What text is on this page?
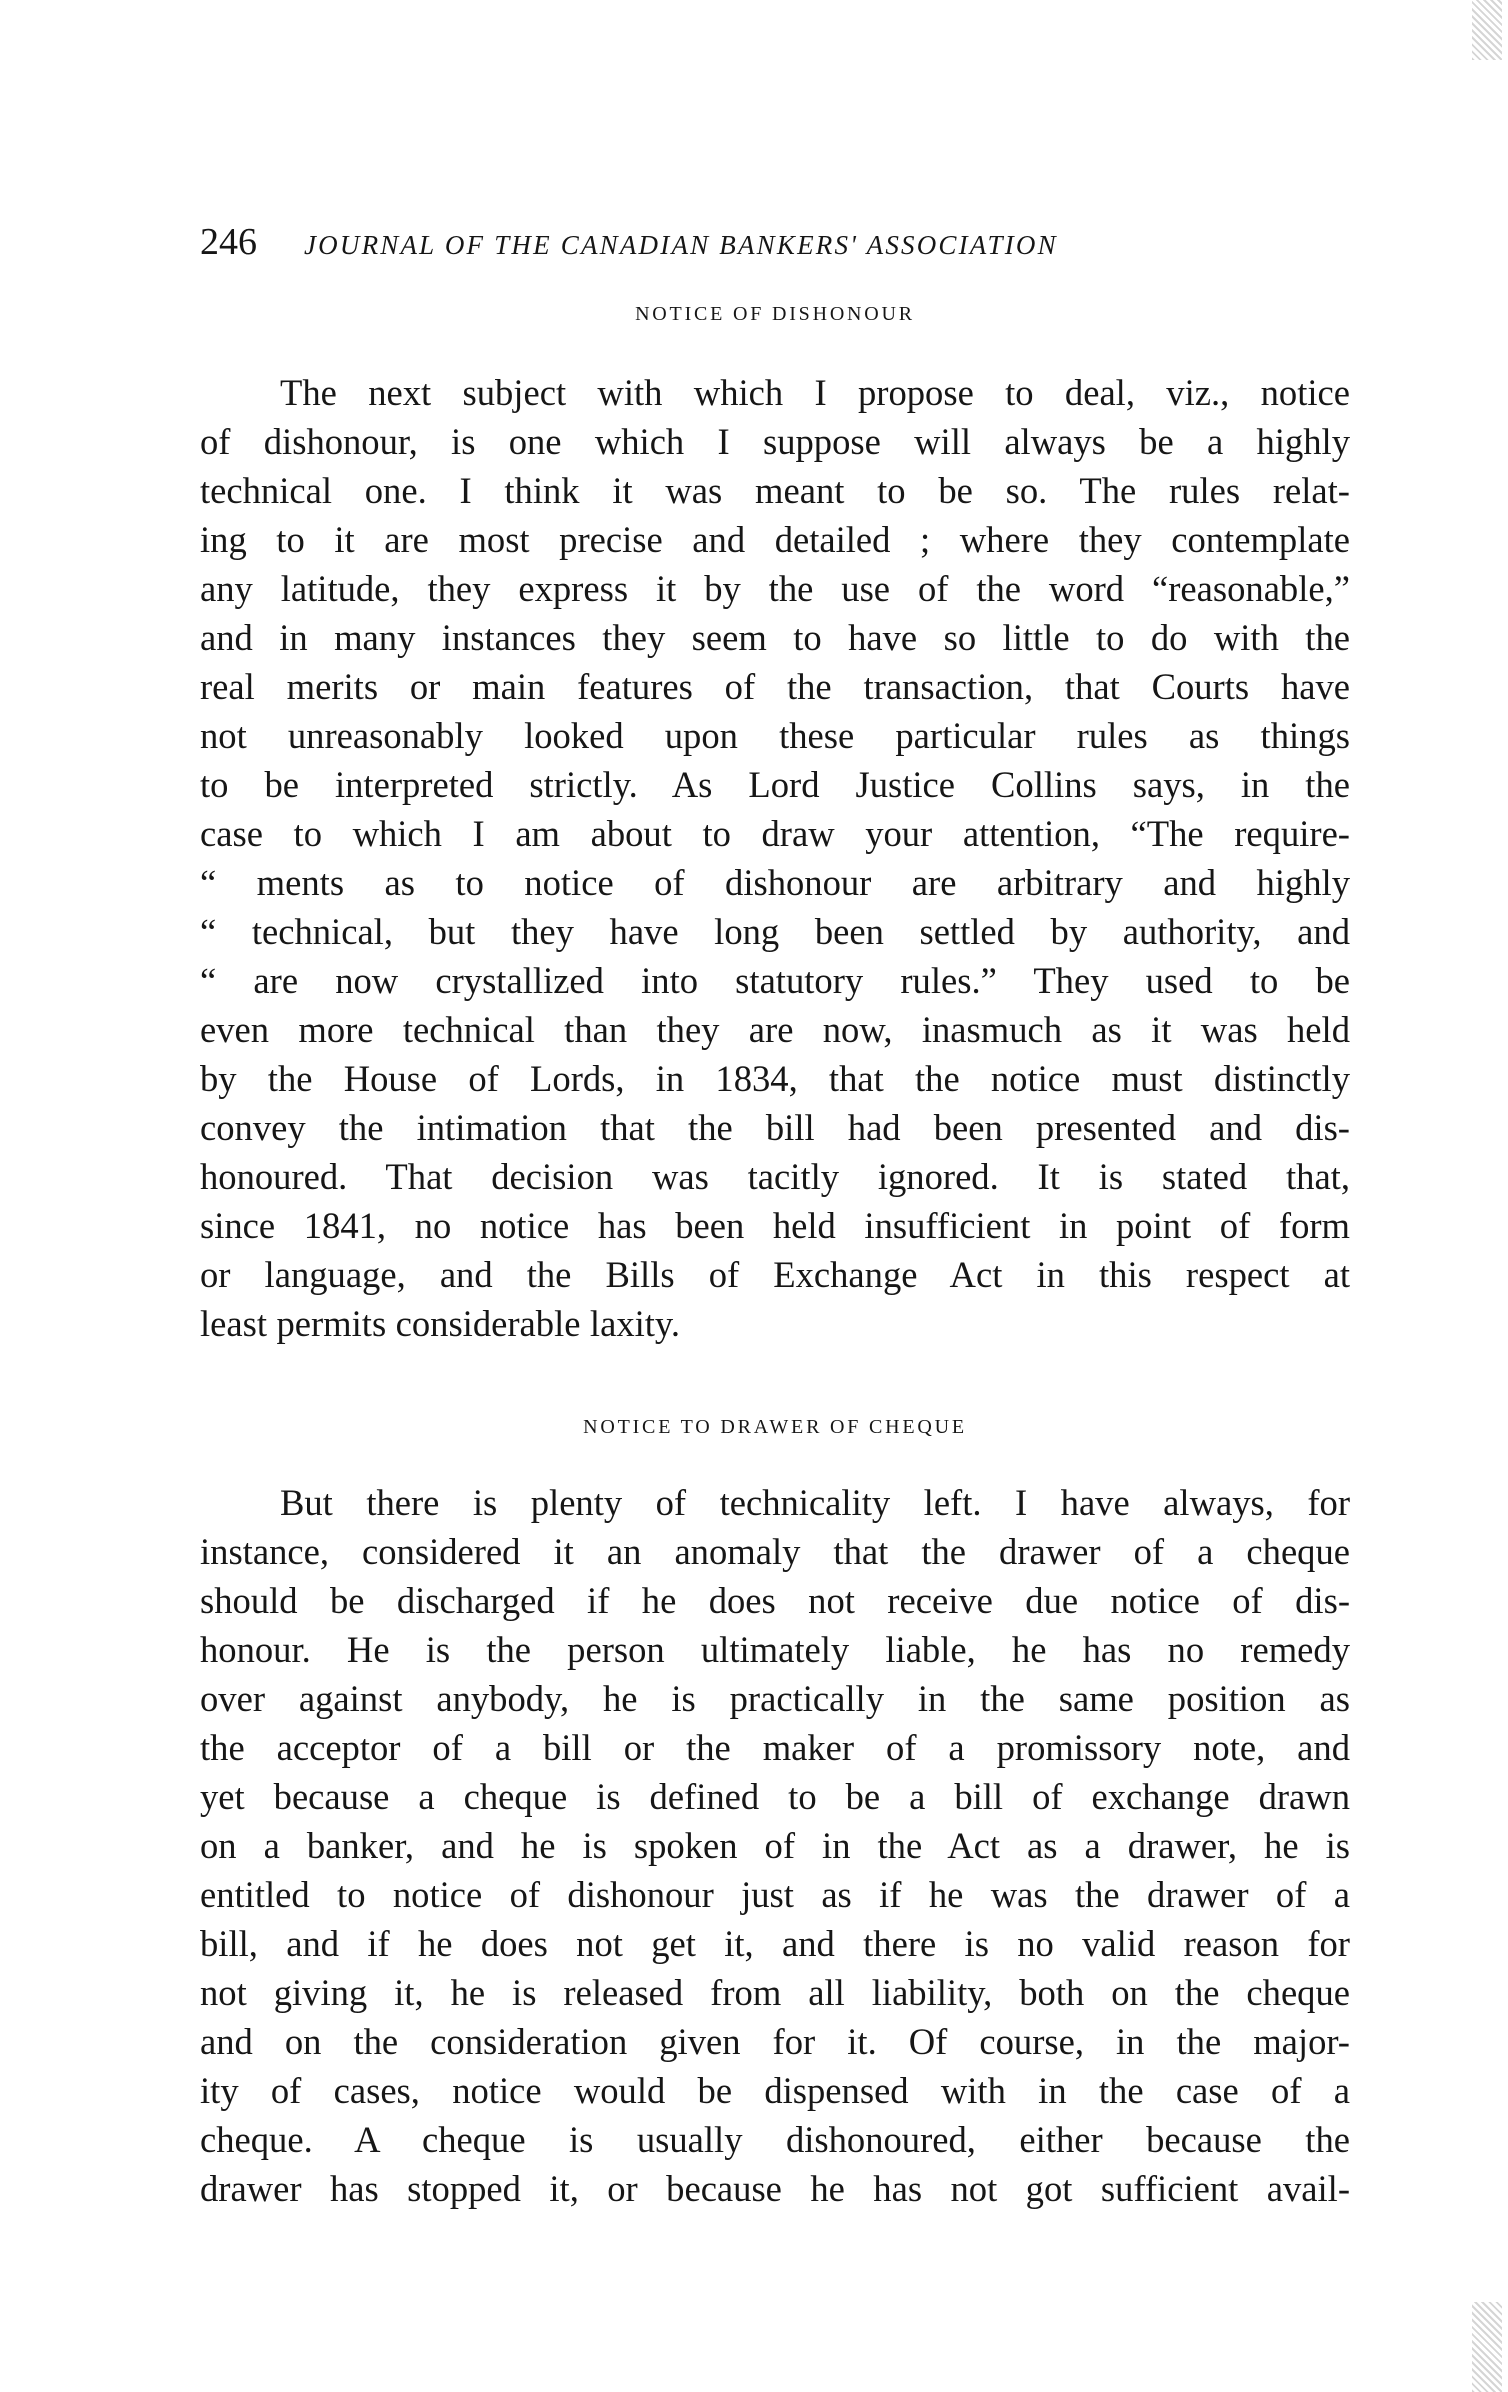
246 JOURNAL OF THE CANADIAN BANKERS' ASSOCIATION
NOTICE OF DISHONOUR
The next subject with which I propose to deal, viz., notice
of dishonour, is one which I suppose will always be a highly
technical one. I think it was meant to be so. The rules relat-
ing to it are most precise and detailed ; where they contemplate
any latitude, they express it by the use of the word “reasonable,”
and in many instances they seem to have so little to do with the
real merits or main features of the transaction, that Courts have
not unreasonably looked upon these particular rules as things
to be interpreted strictly. As Lord Justice Collins says, in the
case to which I am about to draw your attention, “The require-
“ ments as to notice of dishonour are arbitrary and highly
“ technical, but they have long been settled by authority, and
“ are now crystallized into statutory rules.” They used to be
even more technical than they are now, inasmuch as it was held
by the House of Lords, in 1834, that the notice must distinctly
convey the intimation that the bill had been presented and dis-
honoured. That decision was tacitly ignored. It is stated that,
since 1841, no notice has been held insufficient in point of form
or language, and the Bills of Exchange Act in this respect at
least permits considerable laxity.
NOTICE TO DRAWER OF CHEQUE
But there is plenty of technicality left. I have always, for
instance, considered it an anomaly that the drawer of a cheque
should be discharged if he does not receive due notice of dis-
honour. He is the person ultimately liable, he has no remedy
over against anybody, he is practically in the same position as
the acceptor of a bill or the maker of a promissory note, and
yet because a cheque is defined to be a bill of exchange drawn
on a banker, and he is spoken of in the Act as a drawer, he is
entitled to notice of dishonour just as if he was the drawer of a
bill, and if he does not get it, and there is no valid reason for
not giving it, he is released from all liability, both on the cheque
and on the consideration given for it. Of course, in the major-
ity of cases, notice would be dispensed with in the case of a
cheque. A cheque is usually dishonoured, either because the
drawer has stopped it, or because he has not got sufficient avail-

= = =

• [What to do]: Copy each line in full and exactly, omitting any picture.

• [Final answer]:
What text is on this page?
246 JOURNAL OF THE CANADIAN BANKERS' ASSOCIATION
NOTICE OF DISHONOUR
The next subject with which I propose to deal, viz., notice
of dishonour, is one which I suppose will always be a highly
technical one. I think it was meant to be so. The rules relat-
ing to it are most precise and detailed ; where they contemplate
any latitude, they express it by the use of the word “reasonable,”
and in many instances they seem to have so little to do with the
real merits or main features of the transaction, that Courts have
not unreasonably looked upon these particular rules as things
to be interpreted strictly. As Lord Justice Collins says, in the
case to which I am about to draw your attention, “The require-
“ ments as to notice of dishonour are arbitrary and highly
“ technical, but they have long been settled by authority, and
“ are now crystallized into statutory rules.” They used to be
even more technical than they are now, inasmuch as it was held
by the House of Lords, in 1834, that the notice must distinctly
convey the intimation that the bill had been presented and dis-
honoured. That decision was tacitly ignored. It is stated that,
since 1841, no notice has been held insufficient in point of form
or language, and the Bills of Exchange Act in this respect at
least permits considerable laxity.
NOTICE TO DRAWER OF CHEQUE
But there is plenty of technicality left. I have always, for
instance, considered it an anomaly that the drawer of a cheque
should be discharged if he does not receive due notice of dis-
honour. He is the person ultimately liable, he has no remedy
over against anybody, he is practically in the same position as
the acceptor of a bill or the maker of a promissory note, and
yet because a cheque is defined to be a bill of exchange drawn
on a banker, and he is spoken of in the Act as a drawer, he is
entitled to notice of dishonour just as if he was the drawer of a
bill, and if he does not get it, and there is no valid reason for
not giving it, he is released from all liability, both on the cheque
and on the consideration given for it. Of course, in the major-
ity of cases, notice would be dispensed with in the case of a
cheque. A cheque is usually dishonoured, either because the
drawer has stopped it, or because he has not got sufficient avail-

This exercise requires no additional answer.